(begin)

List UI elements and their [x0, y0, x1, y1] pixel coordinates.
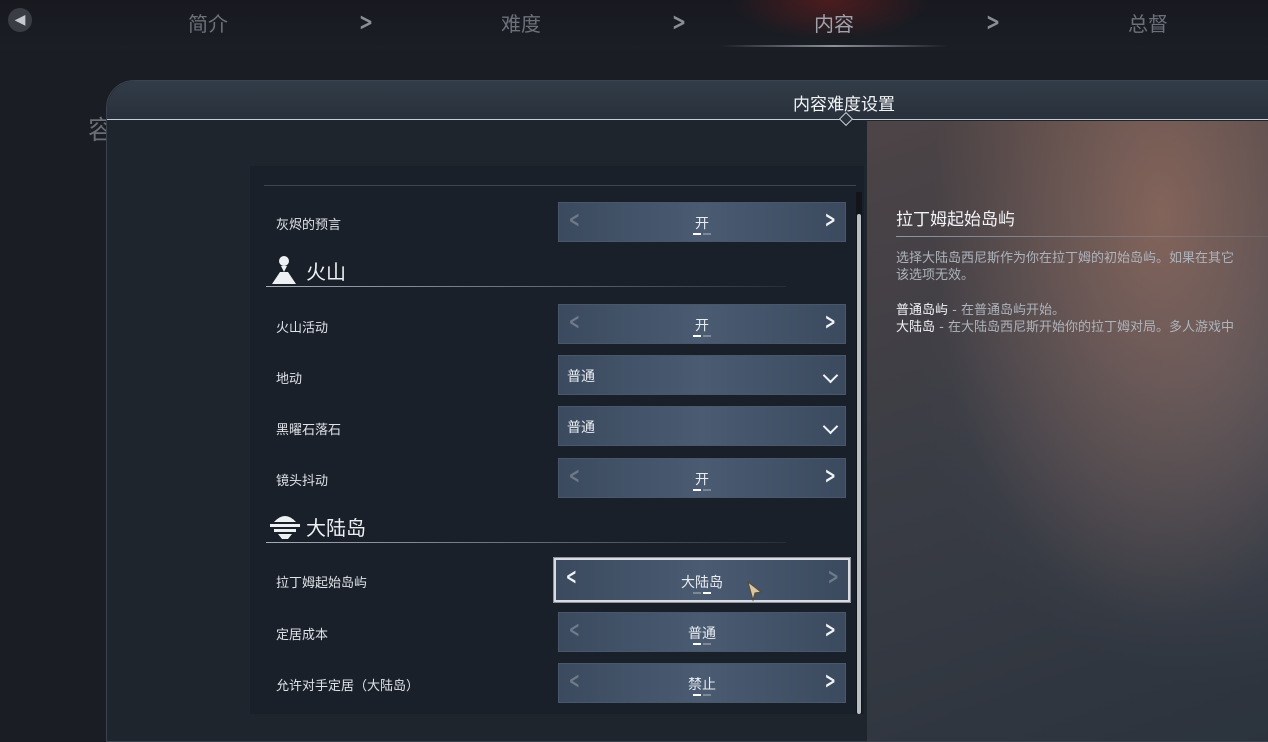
option-indicator [559, 681, 845, 700]
chevron-down-icon[interactable] [822, 367, 839, 384]
option-text: - 在大陆岛西尼斯开始你的拉丁姆对局。多人游戏中 [935, 320, 1234, 335]
section-divider [266, 286, 786, 287]
allow-rival-settle-selector[interactable]: < 禁止 > [558, 663, 846, 703]
chevron-right-icon: > [986, 8, 1001, 36]
divider [264, 185, 856, 186]
step-governor[interactable]: 总督 [1068, 8, 1228, 37]
obsidian-rockfall-value: 普通 [567, 420, 595, 436]
description-title: 拉丁姆起始岛屿 [896, 210, 1015, 230]
section-title: 大陆岛 [306, 516, 366, 540]
volcano-icon [272, 256, 296, 284]
mainland-island-icon [270, 516, 300, 539]
description-text: 该选项无效。 [896, 268, 975, 283]
option-indicator [559, 476, 845, 495]
camera-shake-selector[interactable]: < 开 > [558, 458, 846, 498]
step-intro[interactable]: 简介 [128, 8, 288, 37]
ash-prophecy-selector[interactable]: < 开 > [558, 202, 846, 242]
settings-list: 灰烬的预言 < 开 > 火山 火山活动 < 开 > 地动 普通 黑曜石落石 普通… [250, 166, 864, 714]
earthquake-value: 普通 [567, 369, 595, 385]
chevron-right-icon: > [672, 8, 687, 36]
mouse-cursor-icon [747, 580, 763, 602]
settlement-cost-label: 定居成本 [276, 628, 329, 643]
allow-rival-settle-label: 允许对手定居（大陆岛） [276, 679, 420, 694]
section-title: 火山 [306, 260, 346, 284]
camera-shake-label: 镜头抖动 [276, 474, 329, 489]
option-description: 大陆岛 - 在大陆岛西尼斯开始你的拉丁姆对局。多人游戏中 [896, 316, 1234, 335]
scrollbar-thumb[interactable] [857, 214, 861, 714]
section-volcano: 火山 [266, 252, 786, 287]
earthquake-dropdown[interactable]: 普通 [558, 355, 846, 395]
option-indicator [556, 579, 848, 598]
step-navigation-bar: ◀ 简介 > 难度 > 内容 > 总督 [0, 0, 1268, 50]
panel-title: 内容难度设置 [793, 95, 895, 115]
settlement-cost-selector[interactable]: < 普通 > [558, 612, 846, 652]
latium-start-island-label: 拉丁姆起始岛屿 [276, 576, 368, 591]
ash-prophecy-label: 灰烬的预言 [276, 218, 342, 233]
active-step-underline [720, 45, 948, 47]
description-divider [896, 236, 1268, 237]
volcano-activity-label: 火山活动 [276, 321, 329, 336]
obsidian-rockfall-label: 黑曜石落石 [276, 423, 342, 438]
option-indicator [559, 220, 845, 239]
latium-start-island-selector[interactable]: < 大陆岛 > [554, 558, 850, 602]
section-divider [266, 542, 786, 543]
step-difficulty[interactable]: 难度 [441, 8, 601, 37]
option-name: 大陆岛 [896, 320, 936, 335]
option-indicator [559, 630, 845, 649]
back-arrow-icon[interactable]: ◀ [8, 8, 32, 32]
earthquake-label: 地动 [276, 372, 303, 387]
volcano-activity-selector[interactable]: < 开 > [558, 304, 846, 344]
step-content[interactable]: 内容 [754, 8, 914, 37]
option-indicator [559, 322, 845, 341]
chevron-down-icon[interactable] [822, 418, 839, 435]
panel-header: 内容难度设置 [107, 81, 1268, 120]
chevron-right-icon: > [359, 8, 374, 36]
section-mainland-island: 大陆岛 [266, 508, 786, 543]
obsidian-rockfall-dropdown[interactable]: 普通 [558, 406, 846, 446]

(end)

Copy the lines from the line with "option-indicator [559, 681, 845, 700]" up to and including the line with "step-navigation-bar: ◀ 简介".

Worked answer ->
option-indicator [559, 681, 845, 700]
chevron-down-icon[interactable] [822, 367, 839, 384]
option-text: - 在大陆岛西尼斯开始你的拉丁姆对局。多人游戏中 [935, 320, 1234, 335]
section-divider [266, 286, 786, 287]
allow-rival-settle-selector[interactable]: < 禁止 > [558, 663, 846, 703]
chevron-right-icon: > [986, 8, 1001, 36]
divider [264, 185, 856, 186]
step-governor[interactable]: 总督 [1068, 8, 1228, 37]
obsidian-rockfall-value: 普通 [567, 420, 595, 436]
description-title: 拉丁姆起始岛屿 [896, 210, 1015, 230]
section-title: 大陆岛 [306, 516, 366, 540]
volcano-icon [272, 256, 296, 284]
mainland-island-icon [270, 516, 300, 539]
description-text: 该选项无效。 [896, 268, 975, 283]
option-indicator [559, 476, 845, 495]
camera-shake-selector[interactable]: < 开 > [558, 458, 846, 498]
step-intro[interactable]: 简介 [128, 8, 288, 37]
ash-prophecy-selector[interactable]: < 开 > [558, 202, 846, 242]
settings-list: 灰烬的预言 < 开 > 火山 火山活动 < 开 > 地动 普通 黑曜石落石 普通… [250, 166, 864, 714]
earthquake-value: 普通 [567, 369, 595, 385]
chevron-right-icon: > [672, 8, 687, 36]
mouse-cursor-icon [747, 580, 763, 602]
settlement-cost-label: 定居成本 [276, 628, 329, 643]
allow-rival-settle-label: 允许对手定居（大陆岛） [276, 679, 420, 694]
section-title: 火山 [306, 260, 346, 284]
camera-shake-label: 镜头抖动 [276, 474, 329, 489]
option-description: 大陆岛 - 在大陆岛西尼斯开始你的拉丁姆对局。多人游戏中 [896, 316, 1234, 335]
scrollbar-thumb[interactable] [857, 214, 861, 714]
section-volcano: 火山 [266, 252, 786, 287]
earthquake-dropdown[interactable]: 普通 [558, 355, 846, 395]
option-indicator [556, 579, 848, 598]
step-navigation-bar: ◀ 简介 > 难度 > 内容 > 总督 [0, 0, 1268, 50]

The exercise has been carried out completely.